_Written request_. Quote the whole listing word for word, please.

[Recorded data]
^^^^^^^^

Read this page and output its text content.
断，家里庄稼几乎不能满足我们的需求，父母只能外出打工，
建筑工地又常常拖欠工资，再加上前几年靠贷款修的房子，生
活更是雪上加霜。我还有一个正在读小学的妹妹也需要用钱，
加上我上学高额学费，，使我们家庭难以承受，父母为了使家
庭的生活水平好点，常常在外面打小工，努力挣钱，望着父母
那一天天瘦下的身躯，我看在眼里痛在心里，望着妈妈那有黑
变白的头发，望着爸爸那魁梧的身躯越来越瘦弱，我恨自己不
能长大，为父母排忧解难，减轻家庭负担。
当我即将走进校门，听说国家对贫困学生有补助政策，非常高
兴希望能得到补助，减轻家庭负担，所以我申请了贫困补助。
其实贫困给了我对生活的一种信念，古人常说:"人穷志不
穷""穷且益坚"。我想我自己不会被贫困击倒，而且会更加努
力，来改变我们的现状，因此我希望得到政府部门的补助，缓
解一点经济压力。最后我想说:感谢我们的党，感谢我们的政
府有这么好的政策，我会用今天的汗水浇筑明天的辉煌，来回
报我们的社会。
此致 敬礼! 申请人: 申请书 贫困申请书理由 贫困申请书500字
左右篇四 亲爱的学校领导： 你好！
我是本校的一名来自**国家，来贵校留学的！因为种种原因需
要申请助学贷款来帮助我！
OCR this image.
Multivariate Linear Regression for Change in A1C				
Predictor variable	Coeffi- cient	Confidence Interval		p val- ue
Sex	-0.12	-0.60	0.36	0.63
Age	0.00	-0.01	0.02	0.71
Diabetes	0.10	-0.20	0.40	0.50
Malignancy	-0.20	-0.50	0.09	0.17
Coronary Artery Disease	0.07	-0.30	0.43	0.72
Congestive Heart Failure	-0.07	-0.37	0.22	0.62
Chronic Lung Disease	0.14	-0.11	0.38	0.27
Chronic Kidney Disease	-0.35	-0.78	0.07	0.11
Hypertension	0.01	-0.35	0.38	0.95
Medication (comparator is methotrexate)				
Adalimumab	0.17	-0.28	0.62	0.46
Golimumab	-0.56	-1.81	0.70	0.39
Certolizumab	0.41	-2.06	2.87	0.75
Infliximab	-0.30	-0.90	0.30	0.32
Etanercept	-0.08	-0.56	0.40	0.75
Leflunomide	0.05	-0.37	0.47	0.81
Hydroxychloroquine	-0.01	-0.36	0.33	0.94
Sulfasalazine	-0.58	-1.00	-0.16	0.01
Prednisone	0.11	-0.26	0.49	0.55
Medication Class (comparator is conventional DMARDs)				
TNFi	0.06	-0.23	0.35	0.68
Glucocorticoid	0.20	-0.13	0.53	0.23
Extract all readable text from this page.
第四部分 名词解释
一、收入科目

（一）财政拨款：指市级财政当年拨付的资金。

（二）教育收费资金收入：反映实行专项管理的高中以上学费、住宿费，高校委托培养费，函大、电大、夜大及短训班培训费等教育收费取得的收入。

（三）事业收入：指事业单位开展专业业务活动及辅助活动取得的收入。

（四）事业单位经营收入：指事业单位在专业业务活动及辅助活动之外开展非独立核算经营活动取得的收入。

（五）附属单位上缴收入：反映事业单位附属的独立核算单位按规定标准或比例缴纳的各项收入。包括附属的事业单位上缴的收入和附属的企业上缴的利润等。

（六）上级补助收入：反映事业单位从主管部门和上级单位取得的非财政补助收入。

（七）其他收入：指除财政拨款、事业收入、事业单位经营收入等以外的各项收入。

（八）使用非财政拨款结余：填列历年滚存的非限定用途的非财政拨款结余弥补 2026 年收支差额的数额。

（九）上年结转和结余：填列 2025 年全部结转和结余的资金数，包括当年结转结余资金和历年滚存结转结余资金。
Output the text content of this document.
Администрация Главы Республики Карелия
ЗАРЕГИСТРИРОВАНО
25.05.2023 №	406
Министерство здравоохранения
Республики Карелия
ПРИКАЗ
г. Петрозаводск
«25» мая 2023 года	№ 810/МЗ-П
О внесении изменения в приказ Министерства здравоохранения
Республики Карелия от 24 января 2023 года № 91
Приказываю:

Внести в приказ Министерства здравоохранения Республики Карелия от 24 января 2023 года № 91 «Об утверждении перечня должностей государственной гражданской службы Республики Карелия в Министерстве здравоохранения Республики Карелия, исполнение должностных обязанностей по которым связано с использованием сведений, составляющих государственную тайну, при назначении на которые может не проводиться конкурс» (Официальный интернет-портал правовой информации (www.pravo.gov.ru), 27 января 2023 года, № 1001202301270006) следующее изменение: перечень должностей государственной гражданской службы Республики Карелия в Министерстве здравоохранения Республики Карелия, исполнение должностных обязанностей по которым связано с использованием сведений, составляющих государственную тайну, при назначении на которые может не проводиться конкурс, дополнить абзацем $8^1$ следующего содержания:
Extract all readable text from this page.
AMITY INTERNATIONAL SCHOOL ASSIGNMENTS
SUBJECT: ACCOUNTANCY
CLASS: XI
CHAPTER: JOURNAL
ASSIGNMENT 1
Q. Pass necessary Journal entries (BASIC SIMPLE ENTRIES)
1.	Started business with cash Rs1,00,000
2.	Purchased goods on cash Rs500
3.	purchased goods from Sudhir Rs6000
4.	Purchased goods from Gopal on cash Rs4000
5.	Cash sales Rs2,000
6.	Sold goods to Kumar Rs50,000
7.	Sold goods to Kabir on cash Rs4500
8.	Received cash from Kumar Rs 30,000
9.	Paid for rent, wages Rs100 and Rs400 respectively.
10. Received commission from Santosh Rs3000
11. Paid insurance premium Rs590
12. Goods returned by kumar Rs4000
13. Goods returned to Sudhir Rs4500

^^^^^^^^

_Solution to the problem_.
Read this page and output its text content.
断，家里庄稼几乎不能满足我们的需求，父母只能外出打工，
建筑工地又常常拖欠工资，再加上前几年靠贷款修的房子，生
活更是雪上加霜。我还有一个正在读小学的妹妹也需要用钱，
加上我上学高额学费，，使我们家庭难以承受，父母为了使家
庭的生活水平好点，常常在外面打小工，努力挣钱，望着父母
那一天天瘦下的身躯，我看在眼里痛在心里，望着妈妈那有黑
变白的头发，望着爸爸那魁梧的身躯越来越瘦弱，我恨自己不
能长大，为父母排忧解难，减轻家庭负担。
当我即将走进校门，听说国家对贫困学生有补助政策，非常高
兴希望能得到补助，减轻家庭负担，所以我申请了贫困补助。
其实贫困给了我对生活的一种信念，古人常说:"人穷志不
穷""穷且益坚"。我想我自己不会被贫困击倒，而且会更加努
力，来改变我们的现状，因此我希望得到政府部门的补助，缓
解一点经济压力。最后我想说:感谢我们的党，感谢我们的政
府有这么好的政策，我会用今天的汗水浇筑明天的辉煌，来回
报我们的社会。
此致 敬礼! 申请人: 申请书 贫困申请书理由 贫困申请书500字
左右篇四 亲爱的学校领导： 你好！
我是本校的一名来自**国家，来贵校留学的！因为种种原因需
要申请助学贷款来帮助我！
OCR this image.
Multivariate Linear Regression for Change in A1C				
Predictor variable	Coeffi- cient	Confidence Interval		p val- ue
Sex	-0.12	-0.60	0.36	0.63
Age	0.00	-0.01	0.02	0.71
Diabetes	0.10	-0.20	0.40	0.50
Malignancy	-0.20	-0.50	0.09	0.17
Coronary Artery Disease	0.07	-0.30	0.43	0.72
Congestive Heart Failure	-0.07	-0.37	0.22	0.62
Chronic Lung Disease	0.14	-0.11	0.38	0.27
Chronic Kidney Disease	-0.35	-0.78	0.07	0.11
Hypertension	0.01	-0.35	0.38	0.95
Medication (comparator is methotrexate)				
Adalimumab	0.17	-0.28	0.62	0.46
Golimumab	-0.56	-1.81	0.70	0.39
Certolizumab	0.41	-2.06	2.87	0.75
Infliximab	-0.30	-0.90	0.30	0.32
Etanercept	-0.08	-0.56	0.40	0.75
Leflunomide	0.05	-0.37	0.47	0.81
Hydroxychloroquine	-0.01	-0.36	0.33	0.94
Sulfasalazine	-0.58	-1.00	-0.16	0.01
Prednisone	0.11	-0.26	0.49	0.55
Medication Class (comparator is conventional DMARDs)				
TNFi	0.06	-0.23	0.35	0.68
Glucocorticoid	0.20	-0.13	0.53	0.23
Extract all readable text from this page.
第四部分 名词解释
一、收入科目

（一）财政拨款：指市级财政当年拨付的资金。

（二）教育收费资金收入：反映实行专项管理的高中以上学费、住宿费，高校委托培养费，函大、电大、夜大及短训班培训费等教育收费取得的收入。

（三）事业收入：指事业单位开展专业业务活动及辅助活动取得的收入。

（四）事业单位经营收入：指事业单位在专业业务活动及辅助活动之外开展非独立核算经营活动取得的收入。

（五）附属单位上缴收入：反映事业单位附属的独立核算单位按规定标准或比例缴纳的各项收入。包括附属的事业单位上缴的收入和附属的企业上缴的利润等。

（六）上级补助收入：反映事业单位从主管部门和上级单位取得的非财政补助收入。

（七）其他收入：指除财政拨款、事业收入、事业单位经营收入等以外的各项收入。

（八）使用非财政拨款结余：填列历年滚存的非限定用途的非财政拨款结余弥补 2026 年收支差额的数额。

（九）上年结转和结余：填列 2025 年全部结转和结余的资金数，包括当年结转结余资金和历年滚存结转结余资金。
Output the text content of this document.
Администрация Главы Республики Карелия
ЗАРЕГИСТРИРОВАНО
25.05.2023 №	406
Министерство здравоохранения
Республики Карелия
ПРИКАЗ
г. Петрозаводск
«25» мая 2023 года	№ 810/МЗ-П
О внесении изменения в приказ Министерства здравоохранения
Республики Карелия от 24 января 2023 года № 91
Приказываю:

Внести в приказ Министерства здравоохранения Республики Карелия от 24 января 2023 года № 91 «Об утверждении перечня должностей государственной гражданской службы Республики Карелия в Министерстве здравоохранения Республики Карелия, исполнение должностных обязанностей по которым связано с использованием сведений, составляющих государственную тайну, при назначении на которые может не проводиться конкурс» (Официальный интернет-портал правовой информации (www.pravo.gov.ru), 27 января 2023 года, № 1001202301270006) следующее изменение: перечень должностей государственной гражданской службы Республики Карелия в Министерстве здравоохранения Республики Карелия, исполнение должностных обязанностей по которым связано с использованием сведений, составляющих государственную тайну, при назначении на которые может не проводиться конкурс, дополнить абзацем $8^1$ следующего содержания:
Extract all readable text from this page.
AMITY INTERNATIONAL SCHOOL ASSIGNMENTS
SUBJECT: ACCOUNTANCY
CLASS: XI
CHAPTER: JOURNAL
ASSIGNMENT 1
Q. Pass necessary Journal entries (BASIC SIMPLE ENTRIES)
1.	Started business with cash Rs1,00,000
2.	Purchased goods on cash Rs500
3.	purchased goods from Sudhir Rs6000
4.	Purchased goods from Gopal on cash Rs4000
5.	Cash sales Rs2,000
6.	Sold goods to Kumar Rs50,000
7.	Sold goods to Kabir on cash Rs4500
8.	Received cash from Kumar Rs 30,000
9.	Paid for rent, wages Rs100 and Rs400 respectively.
10. Received commission from Santosh Rs3000
11. Paid insurance premium Rs590
12. Goods returned by kumar Rs4000
13. Goods returned to Sudhir Rs4500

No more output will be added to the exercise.